-- begin RAW RECORDS --

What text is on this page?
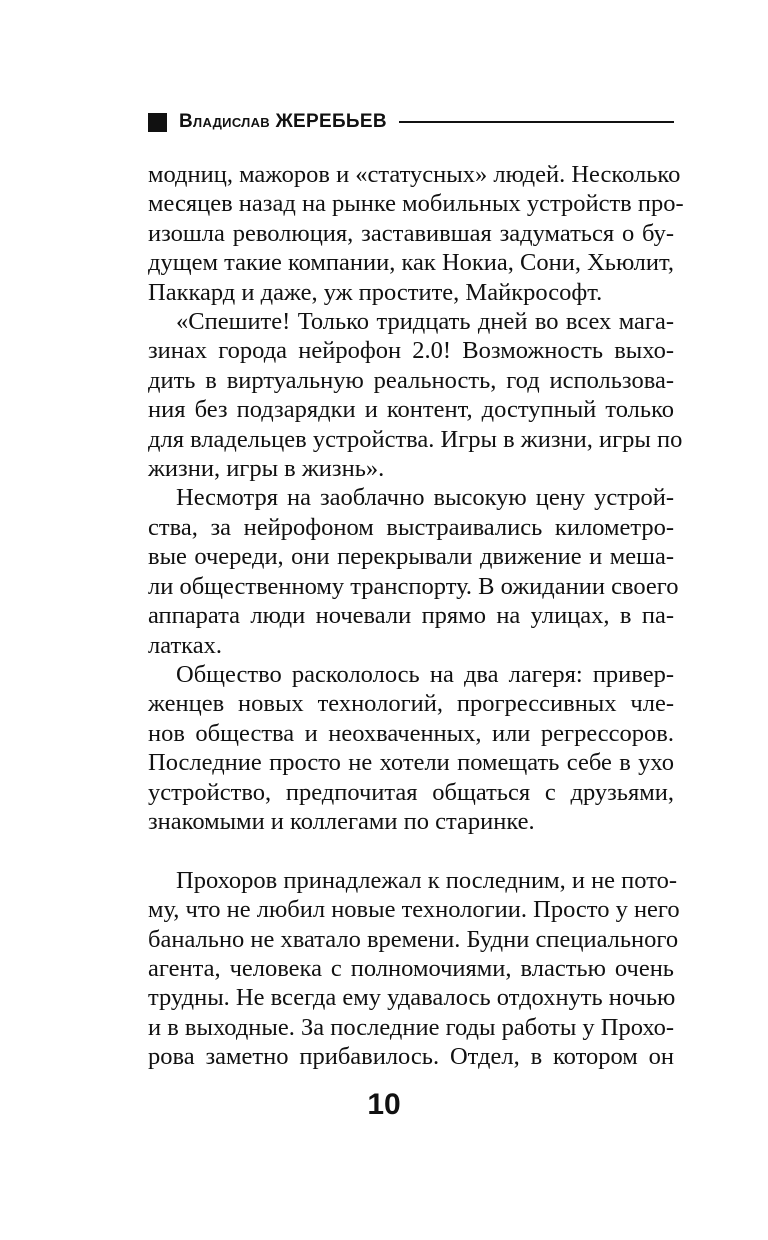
Владислав ЖЕРЕБЬЕВ
модниц, мажоров и «статусных» людей. Несколько
месяцев назад на рынке мобильных устройств про-
изошла революция, заставившая задуматься о бу-
дущем такие компании, как Нокиа, Сони, Хьюлит,
Паккард и даже, уж простите, Майкрософт.
«Спешите! Только тридцать дней во всех мага-
зинах города нейрофон 2.0! Возможность выхо-
дить в виртуальную реальность, год использова-
ния без подзарядки и контент, доступный только
для владельцев устройства. Игры в жизни, игры по
жизни, игры в жизнь».
Несмотря на заоблачно высокую цену устрой-
ства, за нейрофоном выстраивались километро-
вые очереди, они перекрывали движение и меша-
ли общественному транспорту. В ожидании своего
аппарата люди ночевали прямо на улицах, в па-
латках.
Общество раскололось на два лагеря: привер-
женцев новых технологий, прогрессивных чле-
нов общества и неохваченных, или регрессоров.
Последние просто не хотели помещать себе в ухо
устройство, предпочитая общаться с друзьями,
знакомыми и коллегами по старинке.
Прохоров принадлежал к последним, и не пото-
му, что не любил новые технологии. Просто у него
банально не хватало времени. Будни специального
агента, человека с полномочиями, властью очень
трудны. Не всегда ему удавалось отдохнуть ночью
и в выходные. За последние годы работы у Прохо-
рова заметно прибавилось. Отдел, в котором он
10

-- end RAW RECORDS --

Quote every record above exactly, leaving out the pictures.

What text is on this page?
Владислав ЖЕРЕБЬЕВ
модниц, мажоров и «статусных» людей. Несколько
месяцев назад на рынке мобильных устройств про-
изошла революция, заставившая задуматься о бу-
дущем такие компании, как Нокиа, Сони, Хьюлит,
Паккард и даже, уж простите, Майкрософт.
«Спешите! Только тридцать дней во всех мага-
зинах города нейрофон 2.0! Возможность выхо-
дить в виртуальную реальность, год использова-
ния без подзарядки и контент, доступный только
для владельцев устройства. Игры в жизни, игры по
жизни, игры в жизнь».
Несмотря на заоблачно высокую цену устрой-
ства, за нейрофоном выстраивались километро-
вые очереди, они перекрывали движение и меша-
ли общественному транспорту. В ожидании своего
аппарата люди ночевали прямо на улицах, в па-
латках.
Общество раскололось на два лагеря: привер-
женцев новых технологий, прогрессивных чле-
нов общества и неохваченных, или регрессоров.
Последние просто не хотели помещать себе в ухо
устройство, предпочитая общаться с друзьями,
знакомыми и коллегами по старинке.
Прохоров принадлежал к последним, и не пото-
му, что не любил новые технологии. Просто у него
банально не хватало времени. Будни специального
агента, человека с полномочиями, властью очень
трудны. Не всегда ему удавалось отдохнуть ночью
и в выходные. За последние годы работы у Прохо-
рова заметно прибавилось. Отдел, в котором он
10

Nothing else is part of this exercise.